• **Task brief**
Return the lines where the word "peak" occurs.
▶
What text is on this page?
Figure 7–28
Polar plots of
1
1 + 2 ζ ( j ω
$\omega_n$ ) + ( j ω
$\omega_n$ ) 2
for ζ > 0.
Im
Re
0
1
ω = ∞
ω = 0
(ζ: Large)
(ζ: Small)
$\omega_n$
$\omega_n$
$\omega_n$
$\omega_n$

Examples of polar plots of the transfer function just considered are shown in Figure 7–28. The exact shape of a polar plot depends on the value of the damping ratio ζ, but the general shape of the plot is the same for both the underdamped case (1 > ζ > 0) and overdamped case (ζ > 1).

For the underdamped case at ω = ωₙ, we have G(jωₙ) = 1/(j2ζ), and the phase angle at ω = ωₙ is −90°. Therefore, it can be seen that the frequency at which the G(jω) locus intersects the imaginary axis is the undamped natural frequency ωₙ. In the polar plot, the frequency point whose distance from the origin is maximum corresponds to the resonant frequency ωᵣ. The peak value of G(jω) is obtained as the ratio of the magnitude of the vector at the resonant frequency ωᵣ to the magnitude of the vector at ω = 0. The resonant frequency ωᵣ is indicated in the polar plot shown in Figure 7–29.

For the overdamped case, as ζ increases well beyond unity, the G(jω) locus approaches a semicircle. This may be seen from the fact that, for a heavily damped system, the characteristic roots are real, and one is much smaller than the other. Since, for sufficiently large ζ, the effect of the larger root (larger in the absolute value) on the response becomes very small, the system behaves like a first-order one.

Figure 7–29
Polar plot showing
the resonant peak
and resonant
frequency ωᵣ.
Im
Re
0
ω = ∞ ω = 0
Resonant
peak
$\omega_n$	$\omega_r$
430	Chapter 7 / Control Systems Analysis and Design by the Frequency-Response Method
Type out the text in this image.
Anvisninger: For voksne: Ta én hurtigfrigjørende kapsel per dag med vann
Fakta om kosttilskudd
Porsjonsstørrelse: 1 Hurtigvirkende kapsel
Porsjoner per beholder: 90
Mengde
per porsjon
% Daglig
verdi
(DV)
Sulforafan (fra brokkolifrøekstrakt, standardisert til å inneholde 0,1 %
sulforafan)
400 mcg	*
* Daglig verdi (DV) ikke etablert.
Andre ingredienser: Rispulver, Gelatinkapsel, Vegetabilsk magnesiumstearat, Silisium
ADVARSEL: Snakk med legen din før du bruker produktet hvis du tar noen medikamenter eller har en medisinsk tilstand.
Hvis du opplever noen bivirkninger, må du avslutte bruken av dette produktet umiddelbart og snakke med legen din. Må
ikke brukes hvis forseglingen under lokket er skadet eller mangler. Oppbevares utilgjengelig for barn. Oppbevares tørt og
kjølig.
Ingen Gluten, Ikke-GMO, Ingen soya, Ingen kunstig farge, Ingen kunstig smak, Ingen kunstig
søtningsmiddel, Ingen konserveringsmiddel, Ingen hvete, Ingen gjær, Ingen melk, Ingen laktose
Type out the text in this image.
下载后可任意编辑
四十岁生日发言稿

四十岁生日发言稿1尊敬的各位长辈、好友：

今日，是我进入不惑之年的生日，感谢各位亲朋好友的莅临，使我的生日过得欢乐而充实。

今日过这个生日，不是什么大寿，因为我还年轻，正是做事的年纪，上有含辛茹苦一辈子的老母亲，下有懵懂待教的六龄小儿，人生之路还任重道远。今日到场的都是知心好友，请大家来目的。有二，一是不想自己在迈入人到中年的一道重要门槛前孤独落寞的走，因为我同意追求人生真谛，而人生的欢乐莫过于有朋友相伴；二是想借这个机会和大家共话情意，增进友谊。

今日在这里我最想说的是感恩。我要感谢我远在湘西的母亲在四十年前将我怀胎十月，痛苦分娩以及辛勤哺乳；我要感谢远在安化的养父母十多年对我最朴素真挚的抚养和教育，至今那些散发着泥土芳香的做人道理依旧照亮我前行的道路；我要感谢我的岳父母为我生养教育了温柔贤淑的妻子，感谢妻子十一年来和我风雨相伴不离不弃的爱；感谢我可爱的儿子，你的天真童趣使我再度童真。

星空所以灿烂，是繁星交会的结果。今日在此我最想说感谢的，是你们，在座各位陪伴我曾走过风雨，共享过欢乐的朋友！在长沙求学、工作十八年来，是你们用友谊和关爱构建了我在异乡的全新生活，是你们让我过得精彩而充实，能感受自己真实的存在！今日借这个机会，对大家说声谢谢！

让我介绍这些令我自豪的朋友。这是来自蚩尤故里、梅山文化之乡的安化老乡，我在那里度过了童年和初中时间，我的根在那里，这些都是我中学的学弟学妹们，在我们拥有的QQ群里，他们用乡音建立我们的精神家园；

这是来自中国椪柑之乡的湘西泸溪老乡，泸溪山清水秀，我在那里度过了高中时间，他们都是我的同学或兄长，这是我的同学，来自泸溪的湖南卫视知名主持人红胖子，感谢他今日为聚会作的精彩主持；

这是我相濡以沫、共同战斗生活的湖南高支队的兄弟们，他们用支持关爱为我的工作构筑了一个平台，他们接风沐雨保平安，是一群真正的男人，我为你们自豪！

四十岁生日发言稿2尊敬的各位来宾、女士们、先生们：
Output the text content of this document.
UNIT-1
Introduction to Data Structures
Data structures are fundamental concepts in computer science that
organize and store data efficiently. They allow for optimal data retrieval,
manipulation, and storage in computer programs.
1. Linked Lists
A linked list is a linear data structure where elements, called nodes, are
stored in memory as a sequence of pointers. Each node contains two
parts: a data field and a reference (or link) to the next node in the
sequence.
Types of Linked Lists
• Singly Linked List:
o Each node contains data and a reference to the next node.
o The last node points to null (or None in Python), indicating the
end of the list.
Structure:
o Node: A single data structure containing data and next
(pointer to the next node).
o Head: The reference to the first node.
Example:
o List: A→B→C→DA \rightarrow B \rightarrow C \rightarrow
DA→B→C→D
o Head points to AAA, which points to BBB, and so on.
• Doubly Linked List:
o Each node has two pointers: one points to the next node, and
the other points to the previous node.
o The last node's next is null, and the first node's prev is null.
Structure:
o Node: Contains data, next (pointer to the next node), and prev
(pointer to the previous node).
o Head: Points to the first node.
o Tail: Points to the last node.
◀
• **Task answer**
For the underdamped case at ω = ωₙ, we have G(jωₙ) = 1/(j2ζ), and the phase angle at ω = ωₙ is −90°. Therefore, it can be seen that the frequency at which the G(jω) locus intersects the imaginary axis is the undamped natural frequency ωₙ. In the polar plot, the frequency point whose distance from the origin is maximum corresponds to the resonant frequency ωᵣ. The peak value of G(jω) is obtained as the ratio of the magnitude of the vector at the resonant frequency ωᵣ to the magnitude of the vector at ω = 0. The resonant frequency ωᵣ is indicated in the polar plot shown in Figure 7–29.
the resonant peak
peak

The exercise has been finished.